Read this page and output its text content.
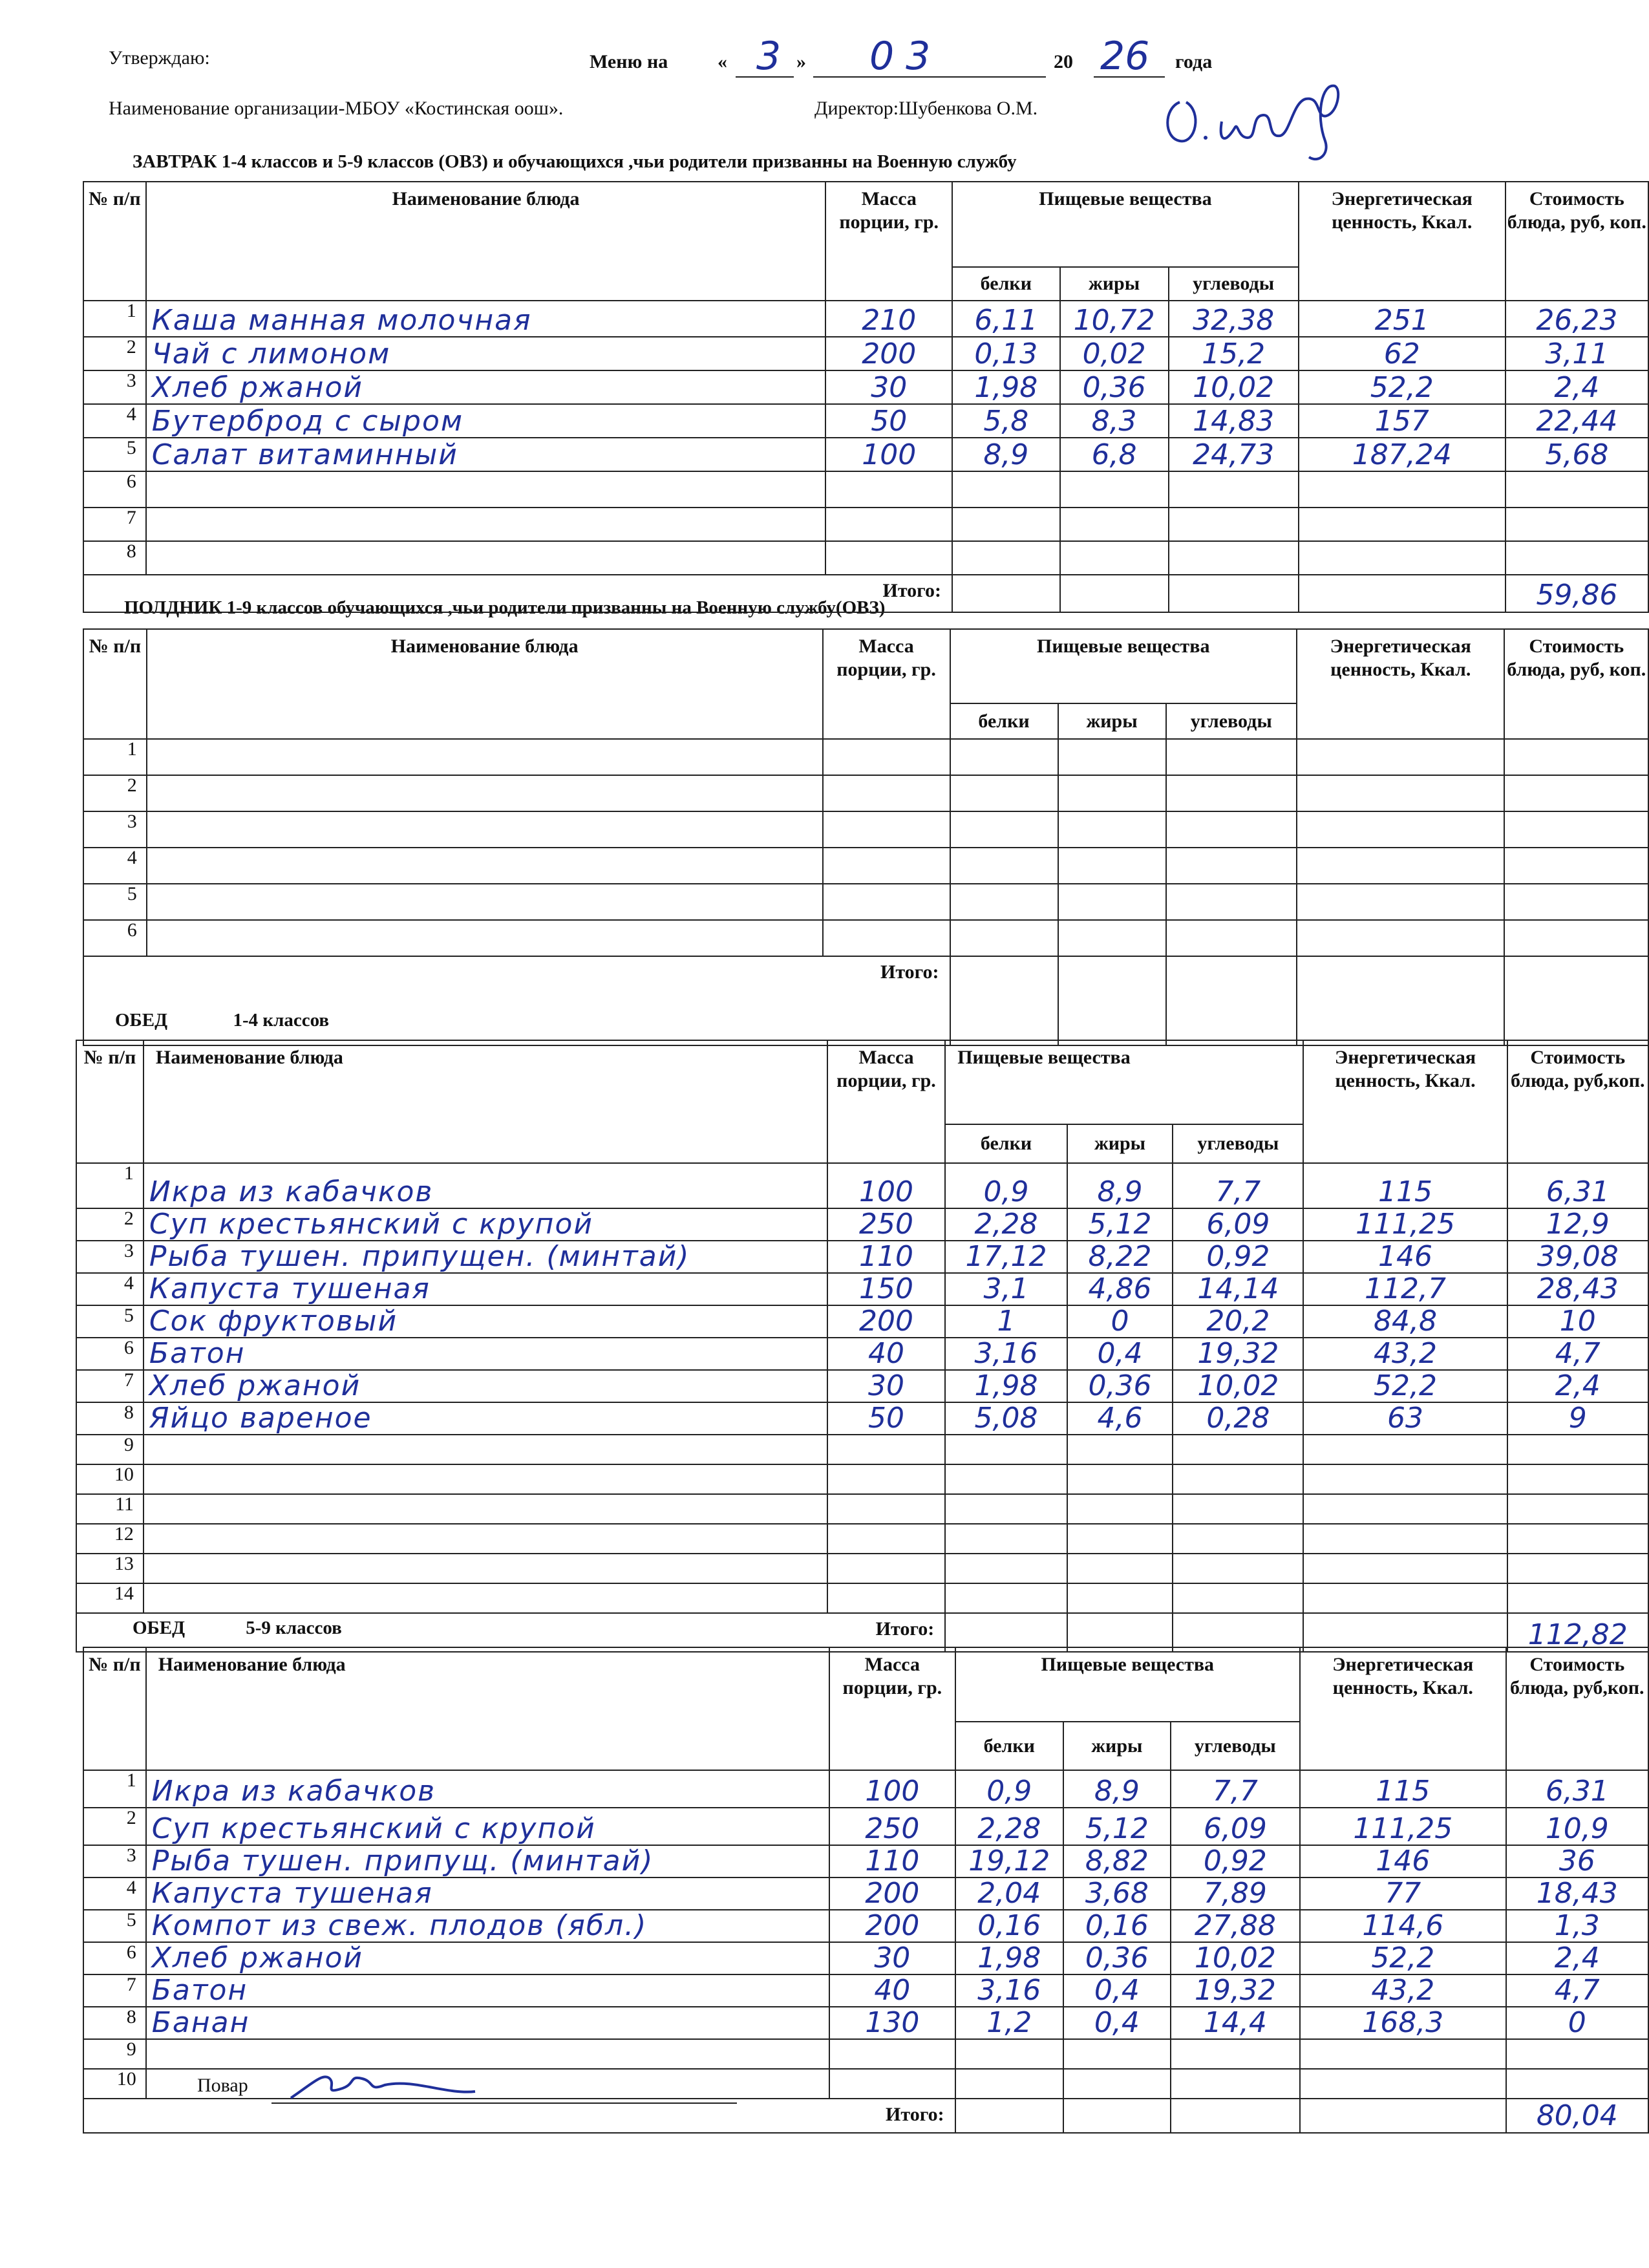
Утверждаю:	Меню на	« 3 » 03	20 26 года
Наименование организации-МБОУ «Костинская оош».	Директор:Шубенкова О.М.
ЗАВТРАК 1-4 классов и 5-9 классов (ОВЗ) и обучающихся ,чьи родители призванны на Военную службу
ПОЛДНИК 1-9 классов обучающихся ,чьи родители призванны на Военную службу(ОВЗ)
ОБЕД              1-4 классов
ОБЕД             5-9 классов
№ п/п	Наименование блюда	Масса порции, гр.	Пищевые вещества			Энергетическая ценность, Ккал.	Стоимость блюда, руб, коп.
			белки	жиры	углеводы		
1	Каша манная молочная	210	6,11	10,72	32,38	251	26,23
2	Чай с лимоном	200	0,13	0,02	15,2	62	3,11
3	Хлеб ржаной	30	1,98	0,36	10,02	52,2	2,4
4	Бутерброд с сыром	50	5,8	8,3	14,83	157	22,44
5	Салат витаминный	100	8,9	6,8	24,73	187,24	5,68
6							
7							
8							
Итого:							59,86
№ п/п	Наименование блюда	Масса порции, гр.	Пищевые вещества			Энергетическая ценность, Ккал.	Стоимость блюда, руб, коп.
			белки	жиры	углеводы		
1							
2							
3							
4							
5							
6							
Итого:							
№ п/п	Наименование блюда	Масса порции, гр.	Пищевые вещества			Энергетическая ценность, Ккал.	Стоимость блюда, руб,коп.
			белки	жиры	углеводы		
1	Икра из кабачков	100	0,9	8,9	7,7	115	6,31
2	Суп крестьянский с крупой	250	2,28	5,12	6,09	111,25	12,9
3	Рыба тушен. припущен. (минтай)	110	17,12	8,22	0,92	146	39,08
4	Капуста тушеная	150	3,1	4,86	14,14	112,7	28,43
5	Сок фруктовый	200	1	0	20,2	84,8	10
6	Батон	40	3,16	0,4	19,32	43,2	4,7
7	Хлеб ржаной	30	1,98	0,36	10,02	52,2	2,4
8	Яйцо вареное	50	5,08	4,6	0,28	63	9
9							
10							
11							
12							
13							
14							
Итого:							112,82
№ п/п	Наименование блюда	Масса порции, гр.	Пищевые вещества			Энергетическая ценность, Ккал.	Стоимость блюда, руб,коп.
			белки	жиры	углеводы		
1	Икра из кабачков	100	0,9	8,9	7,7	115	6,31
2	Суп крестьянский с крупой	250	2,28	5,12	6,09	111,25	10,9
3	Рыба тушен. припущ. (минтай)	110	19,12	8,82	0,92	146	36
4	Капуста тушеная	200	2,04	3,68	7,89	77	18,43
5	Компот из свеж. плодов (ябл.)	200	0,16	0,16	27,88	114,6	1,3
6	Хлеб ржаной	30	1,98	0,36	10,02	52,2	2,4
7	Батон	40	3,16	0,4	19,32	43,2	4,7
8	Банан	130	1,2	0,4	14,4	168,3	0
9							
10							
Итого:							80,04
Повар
══════════
= PROBLEM REQUIREMENTS =
Copy the records exactly. Skip the pictures.

= TASK RESPONSE =
Read this page and output its text content.
Утверждаю:	Меню на	« 3 » 03	20 26 года
Наименование организации-МБОУ «Костинская оош».	Директор:Шубенкова О.М.
ЗАВТРАК 1-4 классов и 5-9 классов (ОВЗ) и обучающихся ,чьи родители призванны на Военную службу
ПОЛДНИК 1-9 классов обучающихся ,чьи родители призванны на Военную службу(ОВЗ)
ОБЕД              1-4 классов
ОБЕД             5-9 классов
№ п/п	Наименование блюда	Масса порции, гр.	Пищевые вещества			Энергетическая ценность, Ккал.	Стоимость блюда, руб, коп.
			белки	жиры	углеводы		
1	Каша манная молочная	210	6,11	10,72	32,38	251	26,23
2	Чай с лимоном	200	0,13	0,02	15,2	62	3,11
3	Хлеб ржаной	30	1,98	0,36	10,02	52,2	2,4
4	Бутерброд с сыром	50	5,8	8,3	14,83	157	22,44
5	Салат витаминный	100	8,9	6,8	24,73	187,24	5,68
6							
7							
8							
Итого:							59,86
№ п/п	Наименование блюда	Масса порции, гр.	Пищевые вещества			Энергетическая ценность, Ккал.	Стоимость блюда, руб, коп.
			белки	жиры	углеводы		
1							
2							
3							
4							
5							
6							
Итого:							
№ п/п	Наименование блюда	Масса порции, гр.	Пищевые вещества			Энергетическая ценность, Ккал.	Стоимость блюда, руб,коп.
			белки	жиры	углеводы		
1	Икра из кабачков	100	0,9	8,9	7,7	115	6,31
2	Суп крестьянский с крупой	250	2,28	5,12	6,09	111,25	12,9
3	Рыба тушен. припущен. (минтай)	110	17,12	8,22	0,92	146	39,08
4	Капуста тушеная	150	3,1	4,86	14,14	112,7	28,43
5	Сок фруктовый	200	1	0	20,2	84,8	10
6	Батон	40	3,16	0,4	19,32	43,2	4,7
7	Хлеб ржаной	30	1,98	0,36	10,02	52,2	2,4
8	Яйцо вареное	50	5,08	4,6	0,28	63	9
9							
10							
11							
12							
13							
14							
Итого:							112,82
№ п/п	Наименование блюда	Масса порции, гр.	Пищевые вещества			Энергетическая ценность, Ккал.	Стоимость блюда, руб,коп.
			белки	жиры	углеводы		
1	Икра из кабачков	100	0,9	8,9	7,7	115	6,31
2	Суп крестьянский с крупой	250	2,28	5,12	6,09	111,25	10,9
3	Рыба тушен. припущ. (минтай)	110	19,12	8,82	0,92	146	36
4	Капуста тушеная	200	2,04	3,68	7,89	77	18,43
5	Компот из свеж. плодов (ябл.)	200	0,16	0,16	27,88	114,6	1,3
6	Хлеб ржаной	30	1,98	0,36	10,02	52,2	2,4
7	Батон	40	3,16	0,4	19,32	43,2	4,7
8	Банан	130	1,2	0,4	14,4	168,3	0
9							
10							
Итого:							80,04
Повар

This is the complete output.